▶ **Exercise directions**: Find each line with the string "della" and report it.

Stored records:
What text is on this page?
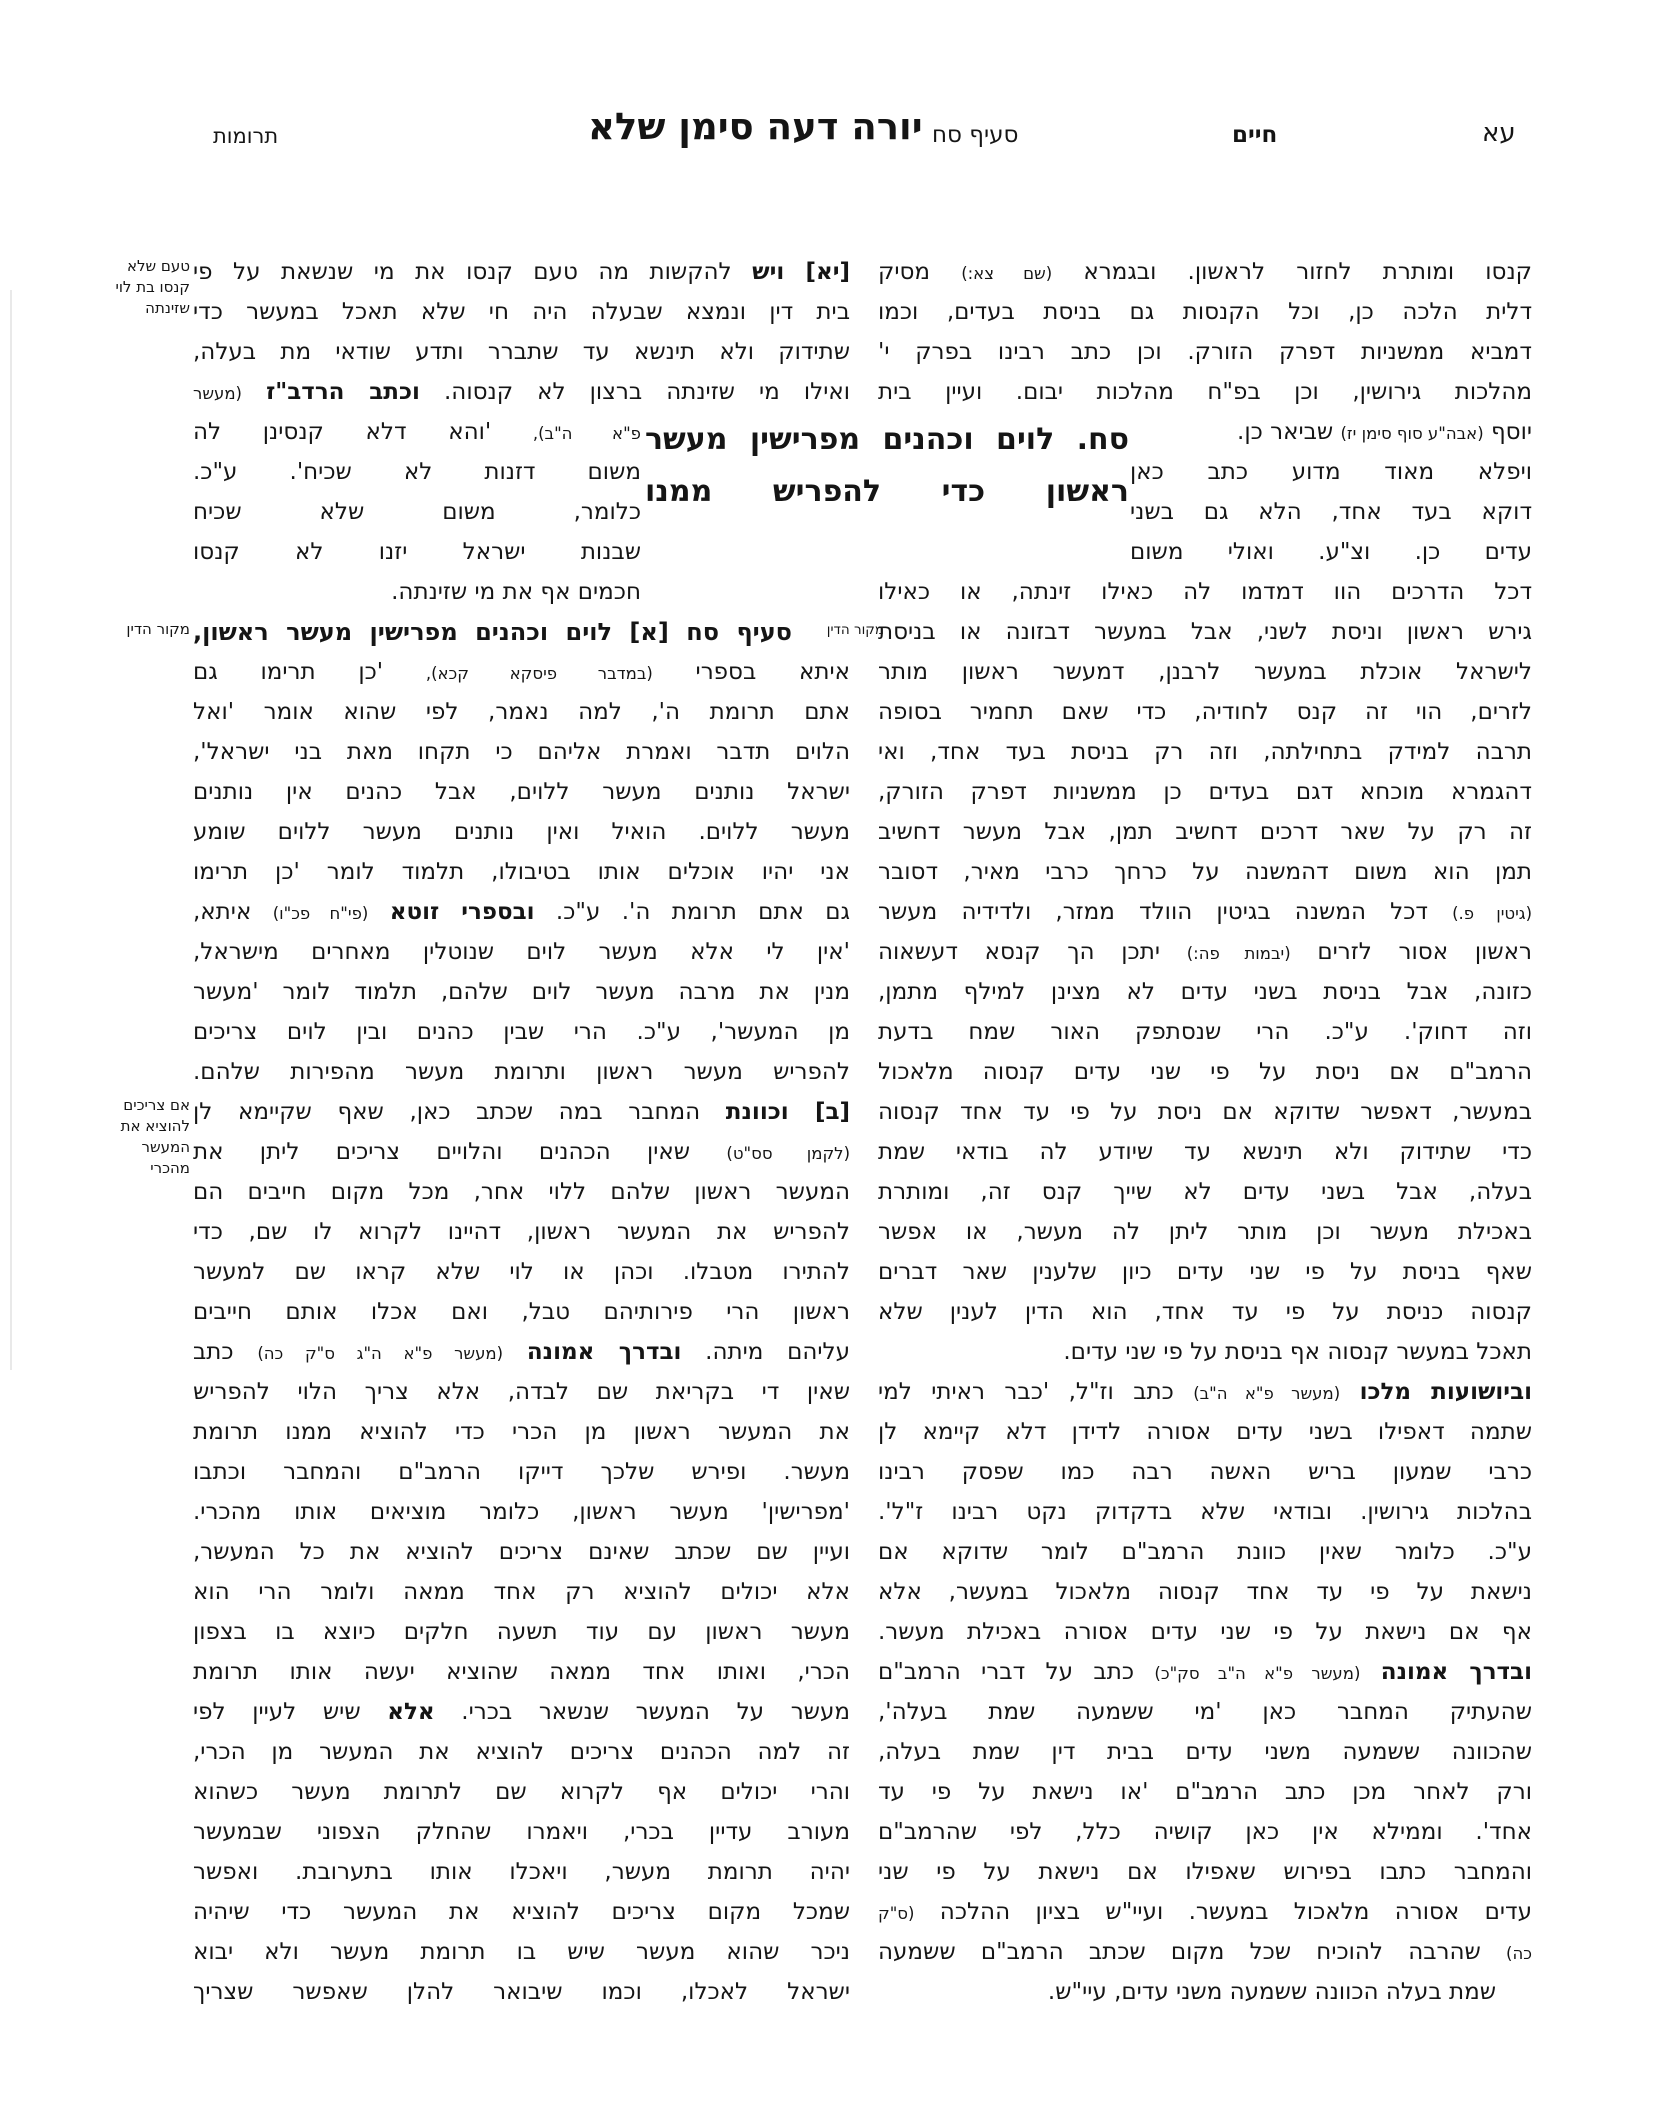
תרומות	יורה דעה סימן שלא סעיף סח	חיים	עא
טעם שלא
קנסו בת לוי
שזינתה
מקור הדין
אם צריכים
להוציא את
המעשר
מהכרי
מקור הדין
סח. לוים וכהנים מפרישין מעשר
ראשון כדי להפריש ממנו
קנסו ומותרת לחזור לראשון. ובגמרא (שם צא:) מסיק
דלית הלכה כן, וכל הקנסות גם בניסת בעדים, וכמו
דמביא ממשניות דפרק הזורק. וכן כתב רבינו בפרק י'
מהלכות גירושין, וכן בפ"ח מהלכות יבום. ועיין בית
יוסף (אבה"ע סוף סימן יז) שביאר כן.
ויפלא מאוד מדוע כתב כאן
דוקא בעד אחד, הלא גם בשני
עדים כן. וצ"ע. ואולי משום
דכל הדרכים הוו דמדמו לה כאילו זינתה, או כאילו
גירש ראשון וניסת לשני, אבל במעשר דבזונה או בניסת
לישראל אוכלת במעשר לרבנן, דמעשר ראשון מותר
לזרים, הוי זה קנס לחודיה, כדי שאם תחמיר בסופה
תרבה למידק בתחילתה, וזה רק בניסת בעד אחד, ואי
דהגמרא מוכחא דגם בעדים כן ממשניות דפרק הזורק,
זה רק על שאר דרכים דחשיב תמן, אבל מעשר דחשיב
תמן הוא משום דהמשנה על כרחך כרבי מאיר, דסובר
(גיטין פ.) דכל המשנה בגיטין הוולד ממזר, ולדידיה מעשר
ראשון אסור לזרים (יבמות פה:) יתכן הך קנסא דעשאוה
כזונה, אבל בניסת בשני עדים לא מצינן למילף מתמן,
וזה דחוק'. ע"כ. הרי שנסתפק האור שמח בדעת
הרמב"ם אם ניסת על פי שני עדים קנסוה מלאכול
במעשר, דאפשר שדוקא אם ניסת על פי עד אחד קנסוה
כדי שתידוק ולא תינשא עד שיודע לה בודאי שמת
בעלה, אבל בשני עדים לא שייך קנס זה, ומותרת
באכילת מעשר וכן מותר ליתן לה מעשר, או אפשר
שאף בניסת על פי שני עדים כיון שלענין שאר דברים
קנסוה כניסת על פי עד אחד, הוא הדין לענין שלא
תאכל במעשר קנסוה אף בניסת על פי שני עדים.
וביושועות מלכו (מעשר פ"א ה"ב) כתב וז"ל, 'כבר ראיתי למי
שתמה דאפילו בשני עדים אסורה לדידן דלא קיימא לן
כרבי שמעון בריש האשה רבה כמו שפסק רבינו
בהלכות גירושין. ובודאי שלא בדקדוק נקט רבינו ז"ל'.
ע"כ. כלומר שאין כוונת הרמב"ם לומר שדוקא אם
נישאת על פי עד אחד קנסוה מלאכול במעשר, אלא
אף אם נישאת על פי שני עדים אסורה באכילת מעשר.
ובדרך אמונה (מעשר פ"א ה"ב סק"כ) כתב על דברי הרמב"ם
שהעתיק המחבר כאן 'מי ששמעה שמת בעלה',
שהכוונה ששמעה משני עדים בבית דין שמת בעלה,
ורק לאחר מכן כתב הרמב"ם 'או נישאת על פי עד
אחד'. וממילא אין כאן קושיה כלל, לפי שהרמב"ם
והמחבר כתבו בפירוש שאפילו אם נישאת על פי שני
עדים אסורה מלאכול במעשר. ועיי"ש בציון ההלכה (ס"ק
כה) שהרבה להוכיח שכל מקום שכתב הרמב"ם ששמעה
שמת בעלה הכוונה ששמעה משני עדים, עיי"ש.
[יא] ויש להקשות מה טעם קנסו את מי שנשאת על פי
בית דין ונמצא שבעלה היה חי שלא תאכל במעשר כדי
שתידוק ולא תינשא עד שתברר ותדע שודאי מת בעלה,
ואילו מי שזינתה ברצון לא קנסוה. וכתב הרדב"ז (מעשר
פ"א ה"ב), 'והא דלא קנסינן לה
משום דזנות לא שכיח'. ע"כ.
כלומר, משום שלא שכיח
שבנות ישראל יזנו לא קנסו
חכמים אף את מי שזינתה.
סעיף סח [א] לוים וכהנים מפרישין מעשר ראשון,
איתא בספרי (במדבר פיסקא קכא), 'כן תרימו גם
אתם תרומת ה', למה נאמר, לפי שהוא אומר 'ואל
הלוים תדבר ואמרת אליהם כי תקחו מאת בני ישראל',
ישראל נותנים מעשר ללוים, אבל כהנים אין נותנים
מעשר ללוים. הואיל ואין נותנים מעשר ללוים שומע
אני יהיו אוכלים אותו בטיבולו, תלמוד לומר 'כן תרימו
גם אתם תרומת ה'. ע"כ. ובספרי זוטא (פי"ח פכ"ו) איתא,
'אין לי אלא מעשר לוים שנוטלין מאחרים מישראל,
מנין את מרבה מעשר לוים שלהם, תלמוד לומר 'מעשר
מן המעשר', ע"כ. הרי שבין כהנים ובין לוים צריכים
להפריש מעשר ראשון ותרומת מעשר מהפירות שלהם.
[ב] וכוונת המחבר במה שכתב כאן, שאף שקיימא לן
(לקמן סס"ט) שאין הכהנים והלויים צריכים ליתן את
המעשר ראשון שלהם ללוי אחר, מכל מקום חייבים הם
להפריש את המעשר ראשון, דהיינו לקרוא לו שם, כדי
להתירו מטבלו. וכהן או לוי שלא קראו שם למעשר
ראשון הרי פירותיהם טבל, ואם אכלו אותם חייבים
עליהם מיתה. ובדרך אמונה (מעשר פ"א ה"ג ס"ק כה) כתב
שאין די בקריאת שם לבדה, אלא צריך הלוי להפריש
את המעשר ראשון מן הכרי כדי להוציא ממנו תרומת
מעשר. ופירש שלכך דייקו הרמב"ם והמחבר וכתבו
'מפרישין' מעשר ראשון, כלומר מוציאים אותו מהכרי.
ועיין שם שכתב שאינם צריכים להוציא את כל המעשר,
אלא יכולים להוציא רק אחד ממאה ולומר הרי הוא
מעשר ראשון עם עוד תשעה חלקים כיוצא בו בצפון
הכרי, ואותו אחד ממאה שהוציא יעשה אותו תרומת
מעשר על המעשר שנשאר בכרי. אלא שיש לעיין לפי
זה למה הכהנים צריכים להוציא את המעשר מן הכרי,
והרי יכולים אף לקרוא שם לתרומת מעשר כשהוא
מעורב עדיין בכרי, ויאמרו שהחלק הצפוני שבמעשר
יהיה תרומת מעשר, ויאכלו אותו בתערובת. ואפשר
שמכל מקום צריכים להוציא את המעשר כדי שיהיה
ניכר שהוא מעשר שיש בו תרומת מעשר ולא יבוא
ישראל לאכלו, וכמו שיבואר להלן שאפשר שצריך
--
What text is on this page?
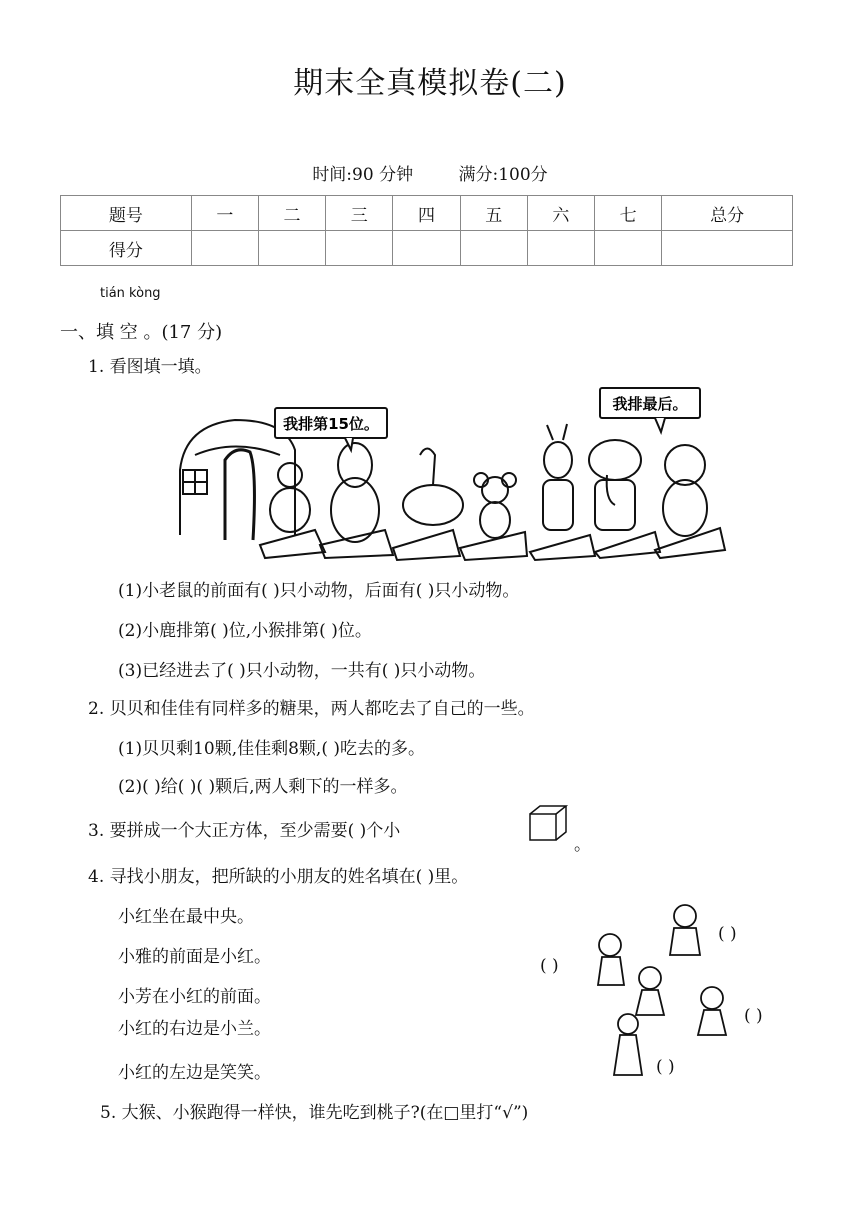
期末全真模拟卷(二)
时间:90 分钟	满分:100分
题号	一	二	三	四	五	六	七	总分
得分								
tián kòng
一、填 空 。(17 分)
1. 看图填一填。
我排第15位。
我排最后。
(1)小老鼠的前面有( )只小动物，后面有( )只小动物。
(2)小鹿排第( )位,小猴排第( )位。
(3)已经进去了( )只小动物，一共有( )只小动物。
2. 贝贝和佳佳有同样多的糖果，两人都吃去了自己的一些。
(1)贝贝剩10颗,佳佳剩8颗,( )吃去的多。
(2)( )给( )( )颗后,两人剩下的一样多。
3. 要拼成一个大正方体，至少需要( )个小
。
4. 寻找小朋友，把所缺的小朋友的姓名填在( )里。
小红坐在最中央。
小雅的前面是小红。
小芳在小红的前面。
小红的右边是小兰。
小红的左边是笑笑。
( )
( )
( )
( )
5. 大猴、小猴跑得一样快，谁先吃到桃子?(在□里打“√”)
==
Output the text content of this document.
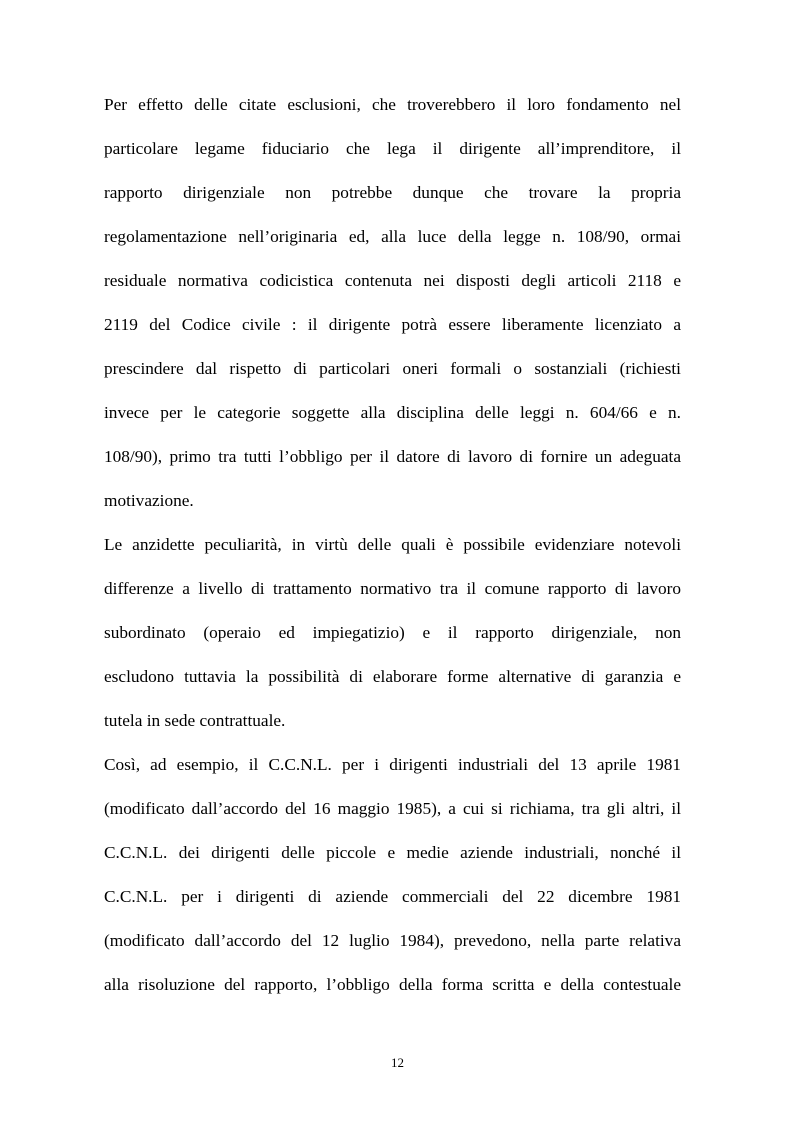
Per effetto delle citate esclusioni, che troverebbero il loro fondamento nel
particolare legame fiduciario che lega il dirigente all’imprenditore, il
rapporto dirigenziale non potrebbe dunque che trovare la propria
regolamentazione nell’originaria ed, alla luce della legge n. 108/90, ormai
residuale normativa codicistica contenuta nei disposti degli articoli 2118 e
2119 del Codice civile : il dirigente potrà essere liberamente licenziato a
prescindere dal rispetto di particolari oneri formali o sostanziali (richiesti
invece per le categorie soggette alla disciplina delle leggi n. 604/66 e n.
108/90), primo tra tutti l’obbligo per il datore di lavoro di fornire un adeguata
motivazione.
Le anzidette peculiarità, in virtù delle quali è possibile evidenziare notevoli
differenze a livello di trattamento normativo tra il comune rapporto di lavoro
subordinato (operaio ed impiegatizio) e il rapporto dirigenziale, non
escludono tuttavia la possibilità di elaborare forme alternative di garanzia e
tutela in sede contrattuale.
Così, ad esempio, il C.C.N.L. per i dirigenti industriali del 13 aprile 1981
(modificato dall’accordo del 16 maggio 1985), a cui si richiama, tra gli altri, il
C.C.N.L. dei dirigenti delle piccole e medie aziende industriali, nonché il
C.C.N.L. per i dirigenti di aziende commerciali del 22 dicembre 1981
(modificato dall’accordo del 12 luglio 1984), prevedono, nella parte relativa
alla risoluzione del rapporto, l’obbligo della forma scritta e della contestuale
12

▶ **Final result**:
regolamentazione nell’originaria ed, alla luce della legge n. 108/90, ormai
alla risoluzione del rapporto, l’obbligo della forma scritta e della contestuale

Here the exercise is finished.